• _Required task_
Reproduce the listing exactly and skip over any pictures.

• _Data excerpts_

--- Start ---

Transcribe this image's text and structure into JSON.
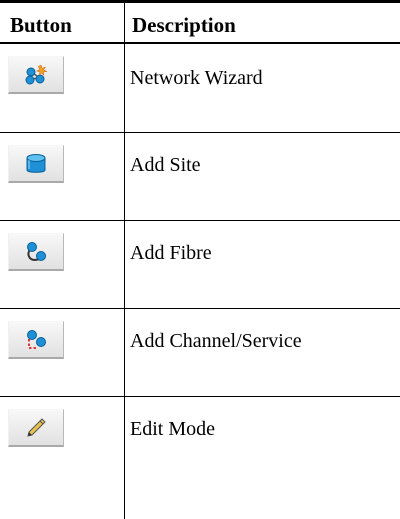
{
  "table": {
    "headers": {
      "button": "Button",
      "description": "Description"
    },
    "rows": [
      {
        "icon": "network-wizard-icon",
        "description": " Network Wizard"
      },
      {
        "icon": "add-site-icon",
        "description": "Add Site"
      },
      {
        "icon": "add-fibre-icon",
        "description": "Add Fibre"
      },
      {
        "icon": "add-channel-service-icon",
        "description": "Add Channel/Service"
      },
      {
        "icon": "edit-mode-icon",
        "description": "Edit Mode"
      }
    ]
  },
  "colors": {
    "node_blue": "#1e90d6",
    "link_red": "#e02020",
    "spark_orange": "#f0a020",
    "pencil_yellow": "#e8c24a"
  }
}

--- End ---

• _Task output_
Transcribe this image's text and structure into JSON.
{
  "table": {
    "headers": {
      "button": "Button",
      "description": "Description"
    },
    "rows": [
      {
        "icon": "network-wizard-icon",
        "description": " Network Wizard"
      },
      {
        "icon": "add-site-icon",
        "description": "Add Site"
      },
      {
        "icon": "add-fibre-icon",
        "description": "Add Fibre"
      },
      {
        "icon": "add-channel-service-icon",
        "description": "Add Channel/Service"
      },
      {
        "icon": "edit-mode-icon",
        "description": "Edit Mode"
      }
    ]
  },
  "colors": {
    "node_blue": "#1e90d6",
    "link_red": "#e02020",
    "spark_orange": "#f0a020",
    "pencil_yellow": "#e8c24a"
  }
}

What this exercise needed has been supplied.